**RECORDS SHOWN**:
[start]

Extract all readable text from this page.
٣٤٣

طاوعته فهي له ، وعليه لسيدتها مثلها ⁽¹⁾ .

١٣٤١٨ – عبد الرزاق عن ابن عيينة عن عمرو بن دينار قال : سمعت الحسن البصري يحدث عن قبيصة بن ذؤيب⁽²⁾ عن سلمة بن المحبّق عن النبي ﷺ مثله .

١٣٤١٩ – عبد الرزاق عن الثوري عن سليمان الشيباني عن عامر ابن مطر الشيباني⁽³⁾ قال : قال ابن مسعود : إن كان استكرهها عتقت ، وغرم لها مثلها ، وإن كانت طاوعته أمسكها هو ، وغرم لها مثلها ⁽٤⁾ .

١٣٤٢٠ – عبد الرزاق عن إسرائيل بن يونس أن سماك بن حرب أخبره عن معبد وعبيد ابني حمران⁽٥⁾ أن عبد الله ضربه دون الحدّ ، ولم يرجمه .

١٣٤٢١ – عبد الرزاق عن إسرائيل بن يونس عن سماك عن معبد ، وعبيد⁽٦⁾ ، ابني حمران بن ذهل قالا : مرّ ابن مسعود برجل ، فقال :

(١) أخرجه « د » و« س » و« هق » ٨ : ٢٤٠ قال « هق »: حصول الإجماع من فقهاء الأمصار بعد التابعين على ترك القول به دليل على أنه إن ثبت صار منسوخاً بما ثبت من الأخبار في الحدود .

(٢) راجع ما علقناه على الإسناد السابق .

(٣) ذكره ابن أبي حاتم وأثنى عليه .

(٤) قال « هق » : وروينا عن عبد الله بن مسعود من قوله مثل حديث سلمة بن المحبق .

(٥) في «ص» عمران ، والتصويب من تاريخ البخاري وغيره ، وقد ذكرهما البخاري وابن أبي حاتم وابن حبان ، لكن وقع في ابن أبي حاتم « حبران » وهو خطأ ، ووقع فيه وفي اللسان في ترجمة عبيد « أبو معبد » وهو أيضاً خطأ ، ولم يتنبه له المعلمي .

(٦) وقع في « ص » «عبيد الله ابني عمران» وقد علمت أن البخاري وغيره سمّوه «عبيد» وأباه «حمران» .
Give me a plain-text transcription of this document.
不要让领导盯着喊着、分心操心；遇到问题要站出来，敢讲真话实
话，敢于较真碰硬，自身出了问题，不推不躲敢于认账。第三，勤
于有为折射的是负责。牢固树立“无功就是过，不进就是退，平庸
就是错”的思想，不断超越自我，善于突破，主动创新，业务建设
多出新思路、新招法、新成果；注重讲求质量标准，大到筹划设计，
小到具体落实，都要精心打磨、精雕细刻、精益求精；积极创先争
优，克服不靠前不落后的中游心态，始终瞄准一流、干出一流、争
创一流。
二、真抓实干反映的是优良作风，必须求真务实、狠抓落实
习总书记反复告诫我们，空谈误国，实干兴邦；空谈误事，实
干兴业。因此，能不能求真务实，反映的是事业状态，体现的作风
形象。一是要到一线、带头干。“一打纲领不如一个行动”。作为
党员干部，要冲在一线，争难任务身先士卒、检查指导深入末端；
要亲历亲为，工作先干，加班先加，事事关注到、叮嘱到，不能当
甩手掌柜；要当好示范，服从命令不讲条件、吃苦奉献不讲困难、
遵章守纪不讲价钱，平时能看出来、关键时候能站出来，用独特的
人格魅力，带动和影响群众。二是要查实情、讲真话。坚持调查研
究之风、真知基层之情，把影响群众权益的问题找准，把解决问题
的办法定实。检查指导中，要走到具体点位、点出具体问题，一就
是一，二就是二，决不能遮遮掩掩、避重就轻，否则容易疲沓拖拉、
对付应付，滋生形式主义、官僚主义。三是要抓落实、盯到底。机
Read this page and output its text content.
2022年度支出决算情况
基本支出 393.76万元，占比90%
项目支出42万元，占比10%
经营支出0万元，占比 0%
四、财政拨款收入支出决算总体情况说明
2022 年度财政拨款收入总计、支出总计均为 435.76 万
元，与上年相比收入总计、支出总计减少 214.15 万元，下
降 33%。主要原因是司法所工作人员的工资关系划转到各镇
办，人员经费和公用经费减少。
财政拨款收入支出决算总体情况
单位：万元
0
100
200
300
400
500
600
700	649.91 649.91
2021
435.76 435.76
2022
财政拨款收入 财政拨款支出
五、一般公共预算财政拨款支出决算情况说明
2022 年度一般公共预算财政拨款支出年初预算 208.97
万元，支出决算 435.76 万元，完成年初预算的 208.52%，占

[end]

**AIM OF THE TASK**: Report how many lines of the listing above include the word "page". Say nothing but the number.

**SOLUTION FOR THIS TASK**: 2